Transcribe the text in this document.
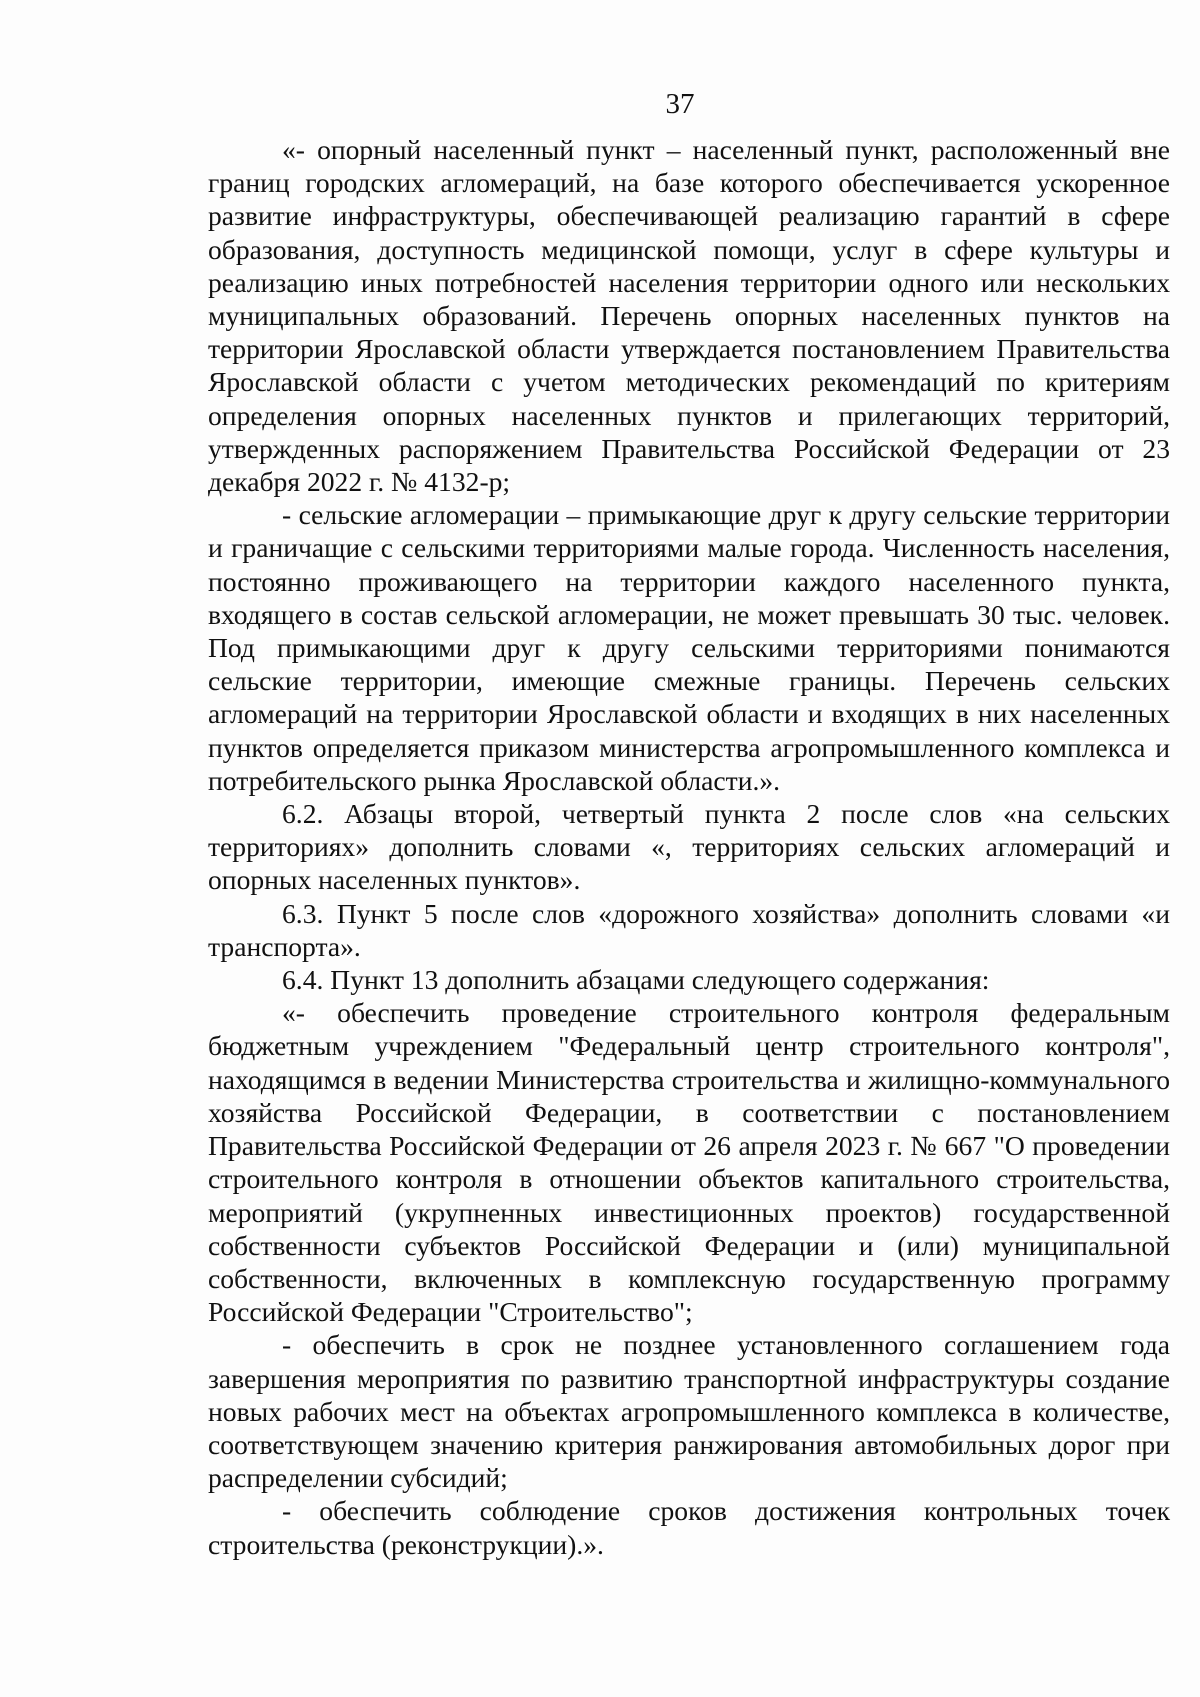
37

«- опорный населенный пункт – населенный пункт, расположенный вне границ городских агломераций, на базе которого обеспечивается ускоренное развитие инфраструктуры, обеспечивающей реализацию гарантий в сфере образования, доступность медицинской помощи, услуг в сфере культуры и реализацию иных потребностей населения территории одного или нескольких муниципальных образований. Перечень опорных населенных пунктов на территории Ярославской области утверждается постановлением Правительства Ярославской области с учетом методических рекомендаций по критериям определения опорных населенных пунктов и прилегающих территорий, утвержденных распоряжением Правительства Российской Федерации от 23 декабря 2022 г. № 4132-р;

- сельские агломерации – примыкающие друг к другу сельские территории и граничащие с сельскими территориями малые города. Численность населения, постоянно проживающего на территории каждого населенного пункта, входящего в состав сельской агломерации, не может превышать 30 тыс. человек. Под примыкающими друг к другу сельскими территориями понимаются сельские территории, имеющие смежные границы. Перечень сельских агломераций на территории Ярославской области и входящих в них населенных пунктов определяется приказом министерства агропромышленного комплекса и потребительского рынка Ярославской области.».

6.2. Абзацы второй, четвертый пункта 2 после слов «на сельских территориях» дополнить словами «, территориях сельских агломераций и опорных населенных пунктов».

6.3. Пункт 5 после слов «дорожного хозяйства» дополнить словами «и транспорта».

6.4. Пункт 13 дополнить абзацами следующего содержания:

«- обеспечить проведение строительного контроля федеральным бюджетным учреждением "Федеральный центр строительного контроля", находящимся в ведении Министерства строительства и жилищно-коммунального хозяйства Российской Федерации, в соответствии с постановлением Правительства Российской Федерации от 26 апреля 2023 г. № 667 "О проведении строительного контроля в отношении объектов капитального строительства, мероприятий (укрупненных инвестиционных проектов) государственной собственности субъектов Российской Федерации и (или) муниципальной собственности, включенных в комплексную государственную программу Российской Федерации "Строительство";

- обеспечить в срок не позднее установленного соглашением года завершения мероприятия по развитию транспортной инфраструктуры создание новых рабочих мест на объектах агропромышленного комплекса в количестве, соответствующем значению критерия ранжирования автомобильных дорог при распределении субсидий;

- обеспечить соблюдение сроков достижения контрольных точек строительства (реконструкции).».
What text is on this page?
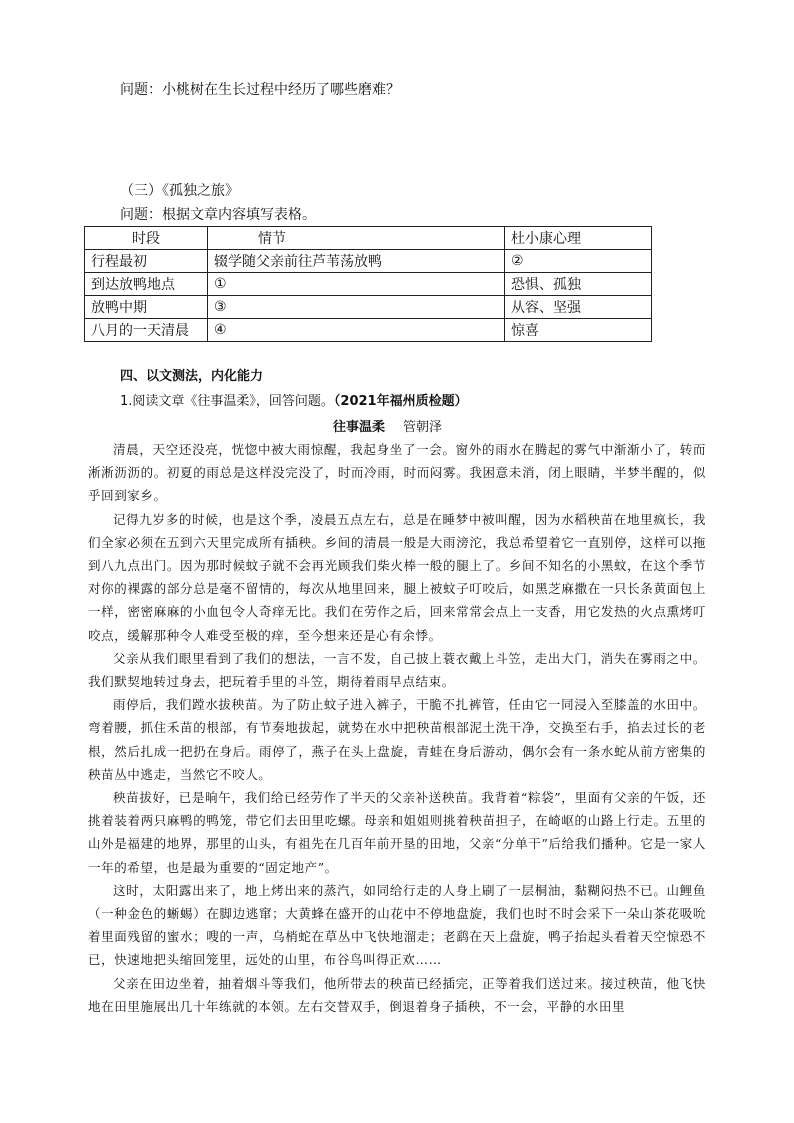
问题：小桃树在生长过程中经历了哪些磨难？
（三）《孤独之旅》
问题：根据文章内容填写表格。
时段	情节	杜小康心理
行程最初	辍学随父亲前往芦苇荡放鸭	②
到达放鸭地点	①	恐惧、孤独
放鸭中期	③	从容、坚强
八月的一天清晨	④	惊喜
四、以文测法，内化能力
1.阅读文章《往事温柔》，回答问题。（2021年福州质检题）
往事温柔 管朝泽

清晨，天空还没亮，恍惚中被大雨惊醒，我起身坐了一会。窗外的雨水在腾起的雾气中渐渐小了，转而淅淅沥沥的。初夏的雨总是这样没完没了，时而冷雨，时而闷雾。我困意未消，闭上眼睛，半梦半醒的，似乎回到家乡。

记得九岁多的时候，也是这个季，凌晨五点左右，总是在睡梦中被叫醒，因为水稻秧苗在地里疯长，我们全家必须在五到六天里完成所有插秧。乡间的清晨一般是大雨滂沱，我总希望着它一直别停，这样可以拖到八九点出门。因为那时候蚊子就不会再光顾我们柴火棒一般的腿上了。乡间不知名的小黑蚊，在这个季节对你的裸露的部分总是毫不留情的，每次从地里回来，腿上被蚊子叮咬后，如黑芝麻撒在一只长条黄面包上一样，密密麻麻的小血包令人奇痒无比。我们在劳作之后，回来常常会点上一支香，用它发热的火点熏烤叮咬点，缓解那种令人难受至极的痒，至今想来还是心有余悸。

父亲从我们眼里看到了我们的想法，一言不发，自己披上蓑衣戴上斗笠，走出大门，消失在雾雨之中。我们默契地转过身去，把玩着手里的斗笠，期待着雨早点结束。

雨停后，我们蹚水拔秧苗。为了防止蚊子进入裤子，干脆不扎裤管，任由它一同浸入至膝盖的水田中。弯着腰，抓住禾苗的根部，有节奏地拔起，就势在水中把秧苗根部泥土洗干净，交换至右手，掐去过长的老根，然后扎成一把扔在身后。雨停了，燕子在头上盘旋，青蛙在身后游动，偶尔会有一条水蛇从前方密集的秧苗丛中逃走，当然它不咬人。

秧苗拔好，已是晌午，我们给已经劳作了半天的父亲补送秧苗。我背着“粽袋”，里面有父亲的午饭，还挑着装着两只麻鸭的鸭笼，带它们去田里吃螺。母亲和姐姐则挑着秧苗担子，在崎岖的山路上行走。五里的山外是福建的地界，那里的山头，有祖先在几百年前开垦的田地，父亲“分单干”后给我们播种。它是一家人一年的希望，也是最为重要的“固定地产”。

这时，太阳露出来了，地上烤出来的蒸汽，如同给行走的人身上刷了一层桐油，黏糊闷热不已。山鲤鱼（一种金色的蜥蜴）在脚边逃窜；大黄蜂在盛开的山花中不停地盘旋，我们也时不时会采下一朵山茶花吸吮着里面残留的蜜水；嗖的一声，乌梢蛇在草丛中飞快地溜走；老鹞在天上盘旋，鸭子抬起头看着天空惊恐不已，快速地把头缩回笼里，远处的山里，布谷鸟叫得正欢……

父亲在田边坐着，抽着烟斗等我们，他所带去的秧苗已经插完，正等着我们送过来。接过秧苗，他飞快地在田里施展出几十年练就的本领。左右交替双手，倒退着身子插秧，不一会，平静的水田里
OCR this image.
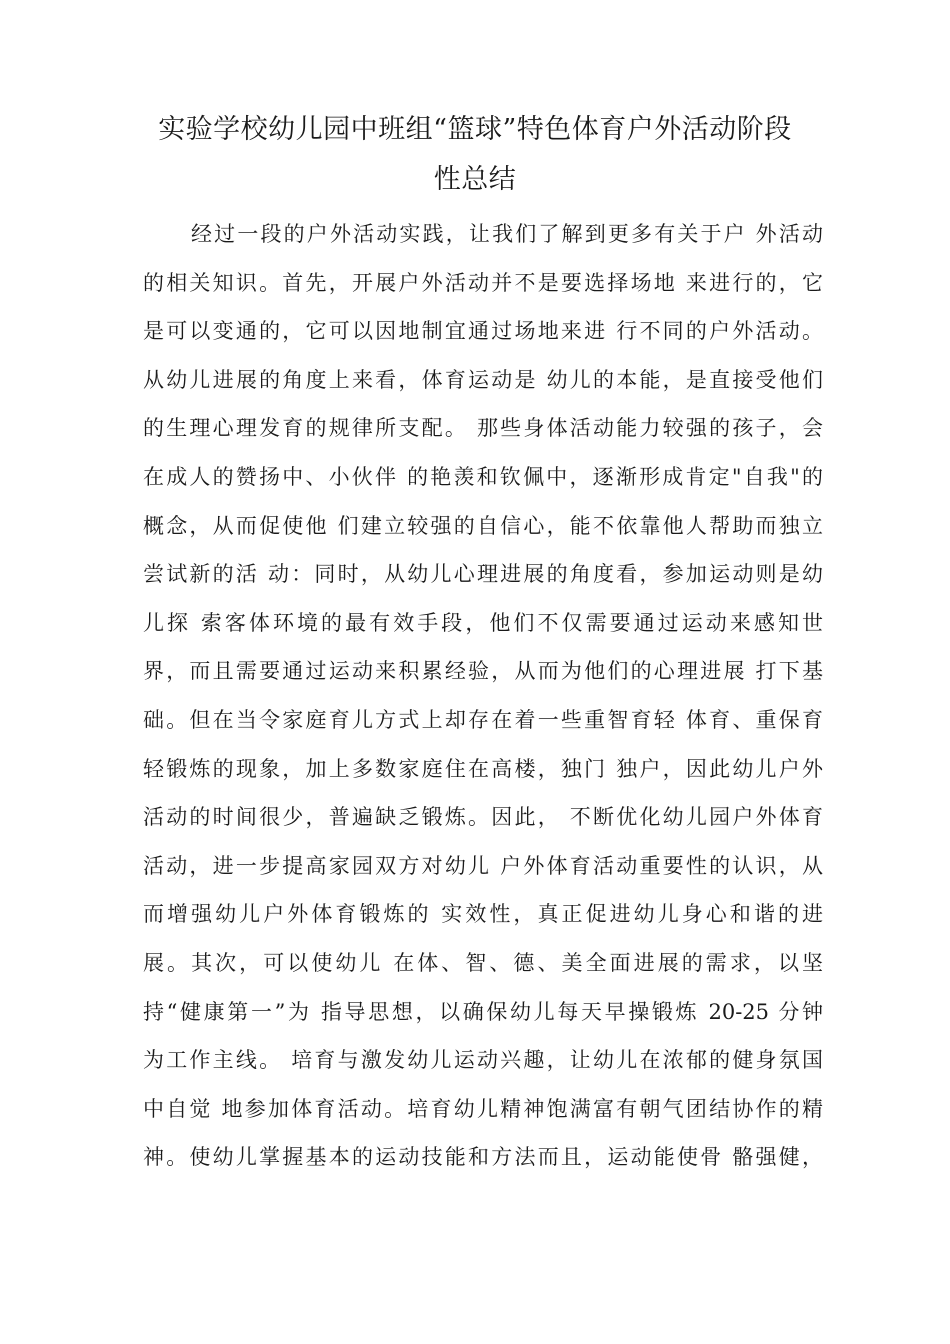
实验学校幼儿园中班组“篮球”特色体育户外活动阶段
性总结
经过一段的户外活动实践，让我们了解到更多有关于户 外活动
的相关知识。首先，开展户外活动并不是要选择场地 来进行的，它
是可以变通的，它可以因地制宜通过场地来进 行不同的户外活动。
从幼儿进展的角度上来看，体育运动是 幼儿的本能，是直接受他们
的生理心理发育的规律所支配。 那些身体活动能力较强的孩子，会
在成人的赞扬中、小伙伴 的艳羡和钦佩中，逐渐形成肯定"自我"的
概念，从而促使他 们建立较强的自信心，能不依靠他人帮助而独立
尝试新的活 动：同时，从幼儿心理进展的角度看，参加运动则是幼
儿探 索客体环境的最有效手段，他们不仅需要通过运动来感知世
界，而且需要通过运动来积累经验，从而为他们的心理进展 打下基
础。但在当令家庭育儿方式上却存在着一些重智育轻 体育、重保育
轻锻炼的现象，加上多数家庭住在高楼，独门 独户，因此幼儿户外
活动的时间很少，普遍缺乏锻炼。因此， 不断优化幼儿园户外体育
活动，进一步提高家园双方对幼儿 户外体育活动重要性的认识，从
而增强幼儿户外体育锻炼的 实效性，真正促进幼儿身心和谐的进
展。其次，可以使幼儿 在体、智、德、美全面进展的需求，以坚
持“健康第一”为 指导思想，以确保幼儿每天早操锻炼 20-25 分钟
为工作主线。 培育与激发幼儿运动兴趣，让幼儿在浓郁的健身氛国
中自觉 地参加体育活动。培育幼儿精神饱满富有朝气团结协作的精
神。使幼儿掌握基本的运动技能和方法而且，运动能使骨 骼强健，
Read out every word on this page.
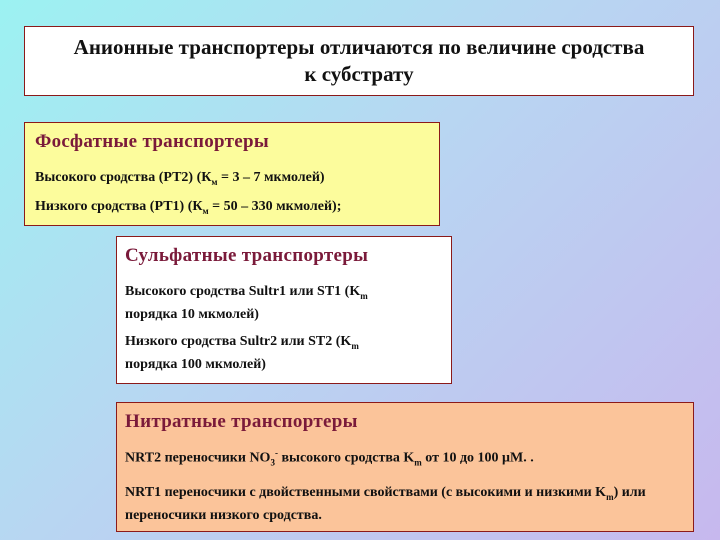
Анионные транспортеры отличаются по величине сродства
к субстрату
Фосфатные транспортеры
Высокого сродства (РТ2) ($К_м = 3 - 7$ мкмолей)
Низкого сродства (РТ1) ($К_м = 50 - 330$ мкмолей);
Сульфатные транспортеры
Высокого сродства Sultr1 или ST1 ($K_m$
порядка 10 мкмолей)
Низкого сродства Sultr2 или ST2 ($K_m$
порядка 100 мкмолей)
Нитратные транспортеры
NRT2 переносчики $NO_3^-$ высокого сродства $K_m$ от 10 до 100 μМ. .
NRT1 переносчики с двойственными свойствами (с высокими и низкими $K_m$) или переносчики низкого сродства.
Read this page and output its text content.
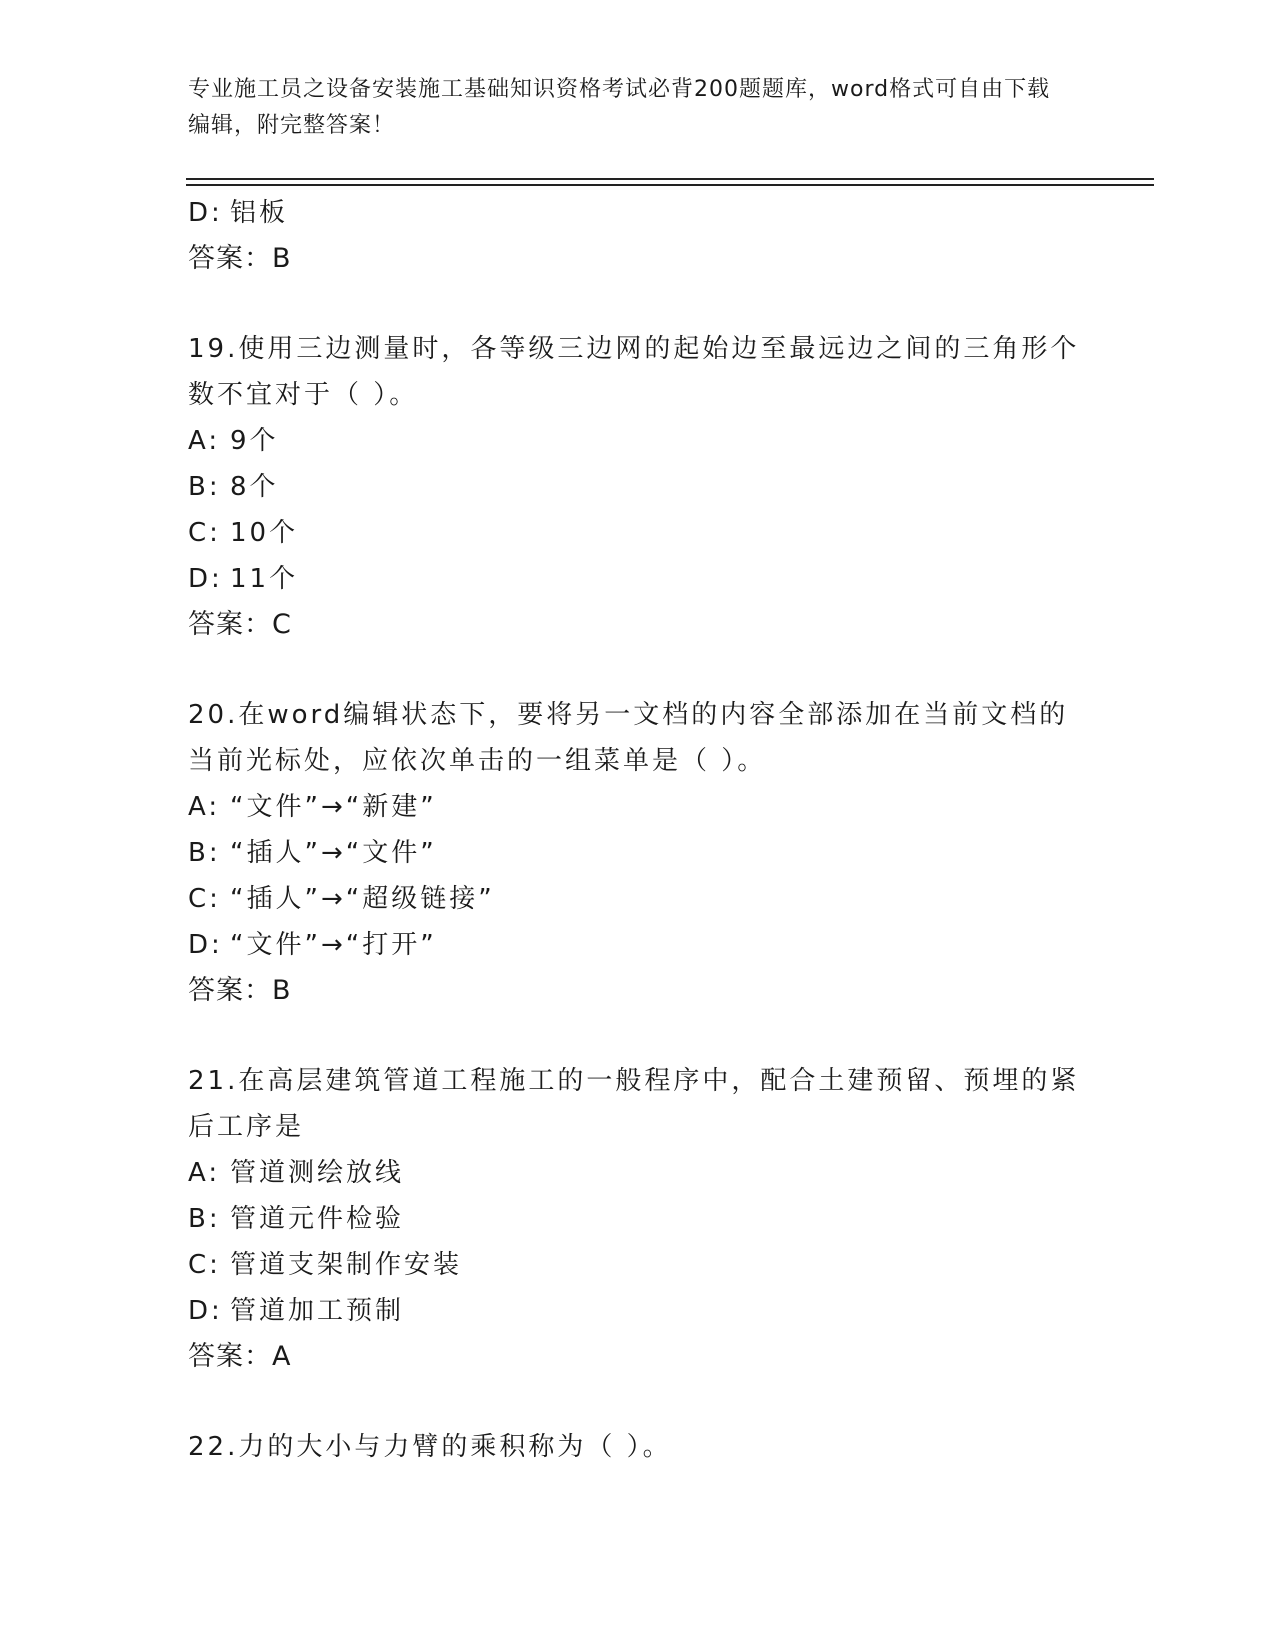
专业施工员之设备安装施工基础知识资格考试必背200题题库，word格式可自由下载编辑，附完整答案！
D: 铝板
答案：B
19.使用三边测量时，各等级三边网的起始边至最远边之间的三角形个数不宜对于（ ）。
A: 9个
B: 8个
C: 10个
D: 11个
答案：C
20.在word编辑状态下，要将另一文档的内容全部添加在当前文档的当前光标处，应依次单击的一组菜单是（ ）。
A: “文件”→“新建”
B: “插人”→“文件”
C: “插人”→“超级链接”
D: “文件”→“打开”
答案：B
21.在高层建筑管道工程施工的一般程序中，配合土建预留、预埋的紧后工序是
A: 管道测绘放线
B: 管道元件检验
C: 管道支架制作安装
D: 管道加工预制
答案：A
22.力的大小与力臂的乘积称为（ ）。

## The request
Beginning with the line that holds "Read this page and output its text content.", extract every line to the end of the material, exactly as it stands, and drop the pictures.

## Reply to the task
Read this page and output its text content.
专业施工员之设备安装施工基础知识资格考试必背200题题库，word格式可自由下载编辑，附完整答案！
D: 铝板
答案：B
19.使用三边测量时，各等级三边网的起始边至最远边之间的三角形个数不宜对于（ ）。
A: 9个
B: 8个
C: 10个
D: 11个
答案：C
20.在word编辑状态下，要将另一文档的内容全部添加在当前文档的当前光标处，应依次单击的一组菜单是（ ）。
A: “文件”→“新建”
B: “插人”→“文件”
C: “插人”→“超级链接”
D: “文件”→“打开”
答案：B
21.在高层建筑管道工程施工的一般程序中，配合土建预留、预埋的紧后工序是
A: 管道测绘放线
B: 管道元件检验
C: 管道支架制作安装
D: 管道加工预制
答案：A
22.力的大小与力臂的乘积称为（ ）。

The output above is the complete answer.